# SHORT TASK
State the number of lines in the material below that have "screenshot" in them, without any other text.

* Begin *

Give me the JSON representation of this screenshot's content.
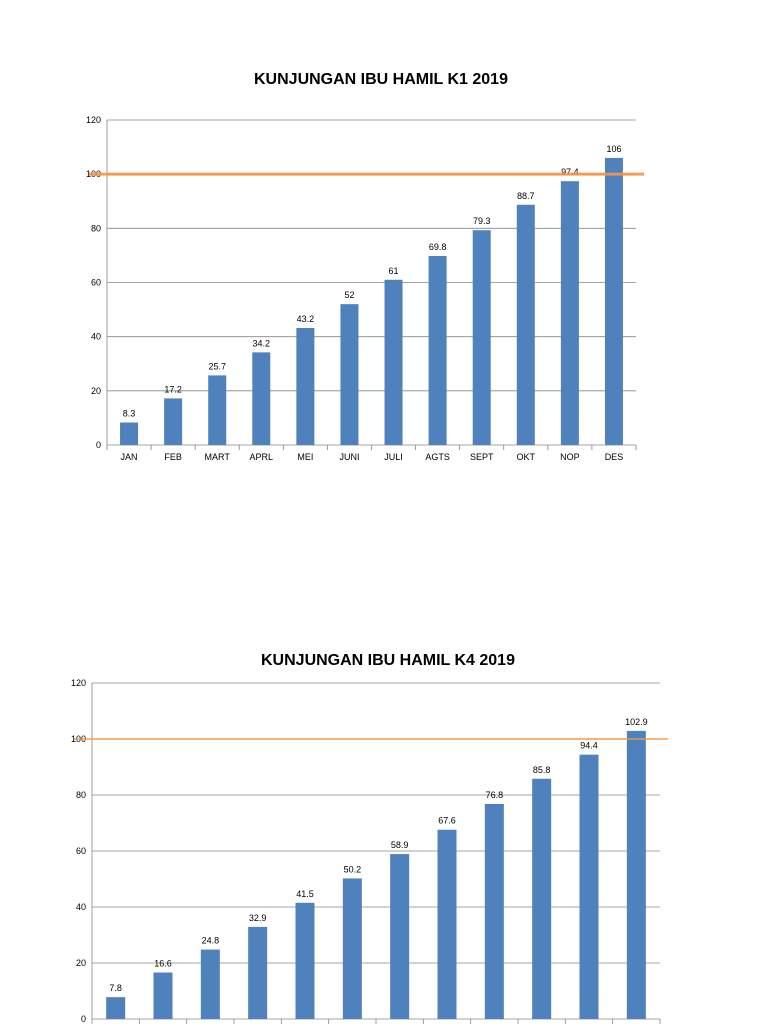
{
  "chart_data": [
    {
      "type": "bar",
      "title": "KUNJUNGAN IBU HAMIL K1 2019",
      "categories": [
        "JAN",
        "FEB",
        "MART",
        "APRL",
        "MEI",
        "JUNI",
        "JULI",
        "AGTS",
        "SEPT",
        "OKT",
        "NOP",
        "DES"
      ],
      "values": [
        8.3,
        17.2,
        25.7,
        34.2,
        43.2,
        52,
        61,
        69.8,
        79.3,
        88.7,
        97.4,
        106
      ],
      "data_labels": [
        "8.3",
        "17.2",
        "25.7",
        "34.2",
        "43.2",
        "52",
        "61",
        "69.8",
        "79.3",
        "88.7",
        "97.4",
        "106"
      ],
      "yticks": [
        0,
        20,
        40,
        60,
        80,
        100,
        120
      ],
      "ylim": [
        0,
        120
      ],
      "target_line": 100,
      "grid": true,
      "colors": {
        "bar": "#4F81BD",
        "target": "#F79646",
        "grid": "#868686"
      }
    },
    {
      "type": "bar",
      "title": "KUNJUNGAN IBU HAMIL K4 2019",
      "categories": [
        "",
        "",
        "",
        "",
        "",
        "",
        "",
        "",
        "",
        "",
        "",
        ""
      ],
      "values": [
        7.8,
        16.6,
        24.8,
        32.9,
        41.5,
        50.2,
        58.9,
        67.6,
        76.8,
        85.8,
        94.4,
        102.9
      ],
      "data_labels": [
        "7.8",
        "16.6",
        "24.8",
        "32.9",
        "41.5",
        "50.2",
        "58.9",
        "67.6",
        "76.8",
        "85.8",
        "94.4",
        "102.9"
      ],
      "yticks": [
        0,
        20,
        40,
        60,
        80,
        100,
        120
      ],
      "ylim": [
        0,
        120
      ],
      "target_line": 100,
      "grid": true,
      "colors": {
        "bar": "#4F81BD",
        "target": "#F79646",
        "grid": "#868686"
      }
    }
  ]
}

* End *
* Begin *

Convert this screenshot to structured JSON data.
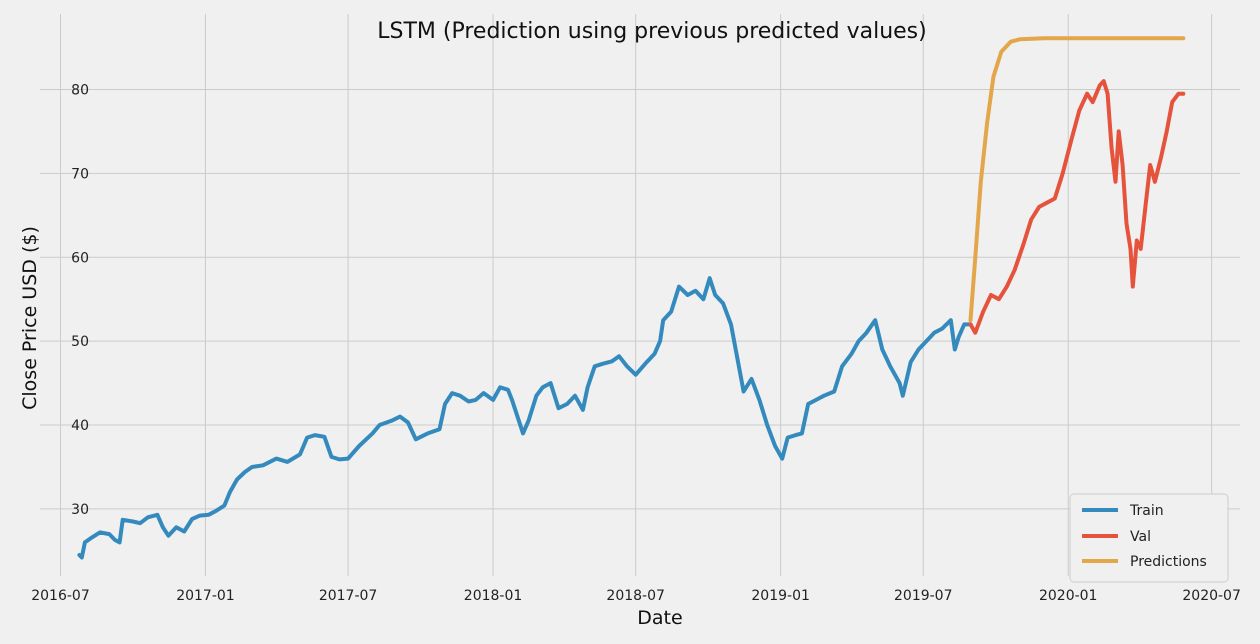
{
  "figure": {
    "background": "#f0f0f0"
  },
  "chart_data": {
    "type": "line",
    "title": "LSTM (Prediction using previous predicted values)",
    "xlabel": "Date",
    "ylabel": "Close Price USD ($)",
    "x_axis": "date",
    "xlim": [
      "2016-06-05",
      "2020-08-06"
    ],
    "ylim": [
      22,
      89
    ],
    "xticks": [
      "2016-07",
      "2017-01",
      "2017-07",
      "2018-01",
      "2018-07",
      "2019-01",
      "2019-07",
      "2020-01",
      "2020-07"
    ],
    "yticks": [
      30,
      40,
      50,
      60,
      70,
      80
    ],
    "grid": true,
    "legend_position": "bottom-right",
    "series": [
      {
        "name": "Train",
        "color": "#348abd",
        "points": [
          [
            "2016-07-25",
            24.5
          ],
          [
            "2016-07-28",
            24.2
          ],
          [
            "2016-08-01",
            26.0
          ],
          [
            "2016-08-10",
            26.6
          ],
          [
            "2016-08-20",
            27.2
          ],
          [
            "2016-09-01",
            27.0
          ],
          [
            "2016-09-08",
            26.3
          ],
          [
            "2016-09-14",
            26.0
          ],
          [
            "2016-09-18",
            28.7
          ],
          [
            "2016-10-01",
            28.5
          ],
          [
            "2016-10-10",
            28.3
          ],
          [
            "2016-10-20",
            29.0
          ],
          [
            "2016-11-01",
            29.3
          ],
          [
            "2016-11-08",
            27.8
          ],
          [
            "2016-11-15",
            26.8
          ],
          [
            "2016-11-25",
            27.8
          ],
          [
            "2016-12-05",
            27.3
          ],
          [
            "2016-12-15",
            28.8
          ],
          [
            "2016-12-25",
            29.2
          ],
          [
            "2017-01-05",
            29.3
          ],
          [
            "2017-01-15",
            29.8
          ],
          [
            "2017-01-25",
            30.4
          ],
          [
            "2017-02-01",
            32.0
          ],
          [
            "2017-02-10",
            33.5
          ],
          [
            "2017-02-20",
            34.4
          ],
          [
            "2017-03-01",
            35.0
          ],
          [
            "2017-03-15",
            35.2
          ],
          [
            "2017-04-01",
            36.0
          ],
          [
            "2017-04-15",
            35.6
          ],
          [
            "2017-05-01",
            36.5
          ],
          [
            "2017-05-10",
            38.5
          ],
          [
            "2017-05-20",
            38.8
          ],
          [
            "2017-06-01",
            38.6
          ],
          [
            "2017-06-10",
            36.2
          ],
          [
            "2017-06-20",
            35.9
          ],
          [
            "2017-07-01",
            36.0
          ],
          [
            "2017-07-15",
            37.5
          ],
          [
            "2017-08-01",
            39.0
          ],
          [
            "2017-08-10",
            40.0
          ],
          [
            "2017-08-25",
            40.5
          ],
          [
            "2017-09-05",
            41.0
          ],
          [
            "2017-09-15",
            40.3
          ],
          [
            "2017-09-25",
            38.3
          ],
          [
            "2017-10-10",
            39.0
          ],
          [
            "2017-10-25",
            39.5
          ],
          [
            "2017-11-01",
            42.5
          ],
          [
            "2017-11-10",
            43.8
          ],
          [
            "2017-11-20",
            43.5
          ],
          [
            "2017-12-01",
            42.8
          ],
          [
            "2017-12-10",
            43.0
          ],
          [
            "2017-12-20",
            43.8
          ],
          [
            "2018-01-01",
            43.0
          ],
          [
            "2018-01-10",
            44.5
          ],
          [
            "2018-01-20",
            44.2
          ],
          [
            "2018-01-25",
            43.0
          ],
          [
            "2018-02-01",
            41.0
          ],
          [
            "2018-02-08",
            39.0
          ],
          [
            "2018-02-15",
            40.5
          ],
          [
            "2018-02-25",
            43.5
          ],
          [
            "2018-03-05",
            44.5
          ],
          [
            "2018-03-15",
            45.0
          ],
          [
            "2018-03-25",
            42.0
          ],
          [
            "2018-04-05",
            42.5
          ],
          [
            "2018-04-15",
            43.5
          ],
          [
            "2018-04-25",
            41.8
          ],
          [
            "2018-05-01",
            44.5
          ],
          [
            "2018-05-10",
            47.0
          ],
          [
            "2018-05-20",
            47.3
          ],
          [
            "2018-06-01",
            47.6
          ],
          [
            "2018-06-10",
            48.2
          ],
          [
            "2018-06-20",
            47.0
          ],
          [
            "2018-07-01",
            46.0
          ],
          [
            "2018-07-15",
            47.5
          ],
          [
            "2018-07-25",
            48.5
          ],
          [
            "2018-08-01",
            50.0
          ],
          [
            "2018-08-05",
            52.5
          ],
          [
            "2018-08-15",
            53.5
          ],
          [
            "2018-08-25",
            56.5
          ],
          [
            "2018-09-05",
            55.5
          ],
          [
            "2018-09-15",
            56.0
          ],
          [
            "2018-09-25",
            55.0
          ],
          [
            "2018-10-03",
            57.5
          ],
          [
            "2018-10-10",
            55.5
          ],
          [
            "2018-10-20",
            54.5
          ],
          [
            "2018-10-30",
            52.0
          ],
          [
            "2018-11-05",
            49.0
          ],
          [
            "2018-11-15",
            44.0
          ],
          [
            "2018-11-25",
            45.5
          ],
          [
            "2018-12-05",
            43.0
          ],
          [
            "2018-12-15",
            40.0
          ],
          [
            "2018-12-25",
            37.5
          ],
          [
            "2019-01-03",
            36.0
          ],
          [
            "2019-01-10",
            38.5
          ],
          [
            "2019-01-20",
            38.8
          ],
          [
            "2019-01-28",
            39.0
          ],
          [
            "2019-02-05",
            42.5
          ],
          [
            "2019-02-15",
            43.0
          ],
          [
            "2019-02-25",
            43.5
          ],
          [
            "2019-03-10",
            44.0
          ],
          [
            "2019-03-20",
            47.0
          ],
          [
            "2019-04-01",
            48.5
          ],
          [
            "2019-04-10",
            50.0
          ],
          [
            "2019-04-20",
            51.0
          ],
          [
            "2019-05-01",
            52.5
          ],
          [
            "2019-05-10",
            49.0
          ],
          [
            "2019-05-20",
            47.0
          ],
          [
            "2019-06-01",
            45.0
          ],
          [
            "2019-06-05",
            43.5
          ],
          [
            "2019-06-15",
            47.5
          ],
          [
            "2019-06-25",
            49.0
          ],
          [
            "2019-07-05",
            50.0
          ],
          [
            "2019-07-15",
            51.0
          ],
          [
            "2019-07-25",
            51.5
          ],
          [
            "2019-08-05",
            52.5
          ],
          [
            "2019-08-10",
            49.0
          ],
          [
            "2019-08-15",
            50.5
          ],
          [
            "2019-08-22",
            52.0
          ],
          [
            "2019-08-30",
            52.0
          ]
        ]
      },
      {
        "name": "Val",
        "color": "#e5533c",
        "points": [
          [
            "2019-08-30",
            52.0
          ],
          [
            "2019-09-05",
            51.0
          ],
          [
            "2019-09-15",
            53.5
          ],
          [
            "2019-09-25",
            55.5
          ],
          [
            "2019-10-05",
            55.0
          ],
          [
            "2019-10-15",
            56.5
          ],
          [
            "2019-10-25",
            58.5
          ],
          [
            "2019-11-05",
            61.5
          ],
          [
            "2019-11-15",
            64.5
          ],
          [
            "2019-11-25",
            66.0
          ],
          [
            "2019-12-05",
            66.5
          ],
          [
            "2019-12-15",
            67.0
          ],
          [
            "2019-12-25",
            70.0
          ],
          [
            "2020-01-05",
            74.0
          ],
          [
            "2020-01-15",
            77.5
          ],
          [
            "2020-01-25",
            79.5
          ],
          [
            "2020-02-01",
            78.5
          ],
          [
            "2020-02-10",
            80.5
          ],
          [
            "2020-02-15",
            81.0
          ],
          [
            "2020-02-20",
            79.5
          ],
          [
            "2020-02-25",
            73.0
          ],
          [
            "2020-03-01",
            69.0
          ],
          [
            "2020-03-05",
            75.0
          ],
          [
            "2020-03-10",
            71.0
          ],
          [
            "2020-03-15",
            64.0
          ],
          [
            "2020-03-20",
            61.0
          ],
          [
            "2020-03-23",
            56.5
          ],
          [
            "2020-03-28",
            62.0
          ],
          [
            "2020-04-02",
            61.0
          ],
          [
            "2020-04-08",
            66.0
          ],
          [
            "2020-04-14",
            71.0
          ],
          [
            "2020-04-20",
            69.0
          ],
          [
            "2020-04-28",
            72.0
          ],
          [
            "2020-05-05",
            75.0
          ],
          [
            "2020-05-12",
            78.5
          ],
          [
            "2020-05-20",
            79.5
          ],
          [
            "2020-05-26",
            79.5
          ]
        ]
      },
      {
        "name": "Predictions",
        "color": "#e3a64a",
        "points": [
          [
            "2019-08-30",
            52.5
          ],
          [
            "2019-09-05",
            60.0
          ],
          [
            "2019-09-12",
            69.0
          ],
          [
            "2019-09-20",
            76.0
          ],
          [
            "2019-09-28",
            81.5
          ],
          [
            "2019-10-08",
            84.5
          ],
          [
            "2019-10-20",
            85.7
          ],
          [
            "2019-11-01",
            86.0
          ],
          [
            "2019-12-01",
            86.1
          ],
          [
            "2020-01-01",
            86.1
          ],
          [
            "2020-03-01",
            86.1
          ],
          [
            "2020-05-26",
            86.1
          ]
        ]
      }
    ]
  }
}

* End *
* Begin *

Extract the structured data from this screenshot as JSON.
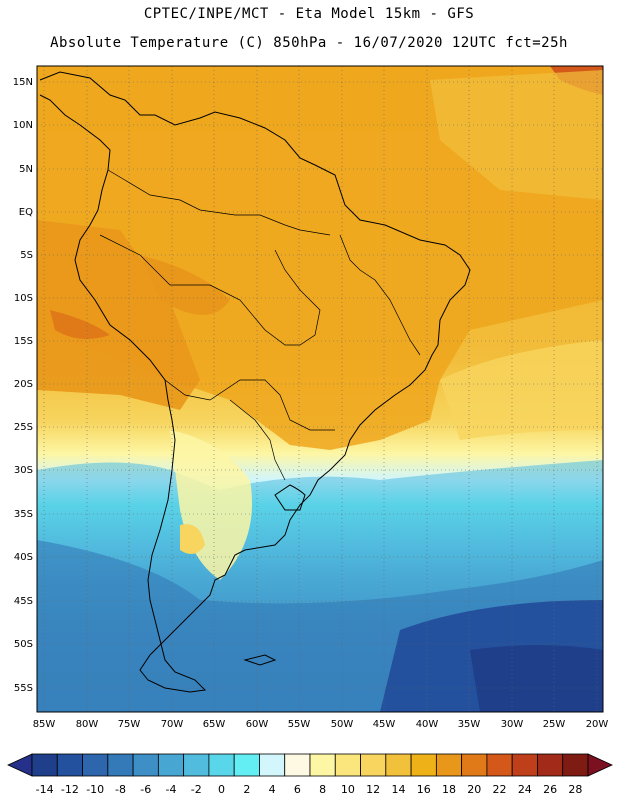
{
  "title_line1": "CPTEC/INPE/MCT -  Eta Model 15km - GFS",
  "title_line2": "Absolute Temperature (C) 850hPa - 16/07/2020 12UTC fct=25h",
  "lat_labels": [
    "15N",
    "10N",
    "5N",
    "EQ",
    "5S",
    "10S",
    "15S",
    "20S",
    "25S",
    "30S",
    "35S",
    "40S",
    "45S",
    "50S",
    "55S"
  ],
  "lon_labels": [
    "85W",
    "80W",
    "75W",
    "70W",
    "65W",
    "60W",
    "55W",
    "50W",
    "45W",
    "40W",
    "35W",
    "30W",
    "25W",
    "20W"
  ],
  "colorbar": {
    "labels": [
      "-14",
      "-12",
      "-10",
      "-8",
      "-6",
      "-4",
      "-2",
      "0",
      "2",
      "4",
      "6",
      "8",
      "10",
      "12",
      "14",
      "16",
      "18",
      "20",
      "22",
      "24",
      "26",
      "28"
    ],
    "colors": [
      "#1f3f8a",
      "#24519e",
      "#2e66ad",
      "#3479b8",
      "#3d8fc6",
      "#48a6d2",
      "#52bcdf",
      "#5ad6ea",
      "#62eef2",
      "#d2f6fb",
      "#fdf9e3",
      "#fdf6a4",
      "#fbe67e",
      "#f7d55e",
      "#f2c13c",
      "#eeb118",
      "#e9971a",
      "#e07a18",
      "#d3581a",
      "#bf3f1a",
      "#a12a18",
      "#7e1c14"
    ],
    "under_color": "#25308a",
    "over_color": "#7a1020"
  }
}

* End *

# TASK ANSWER
3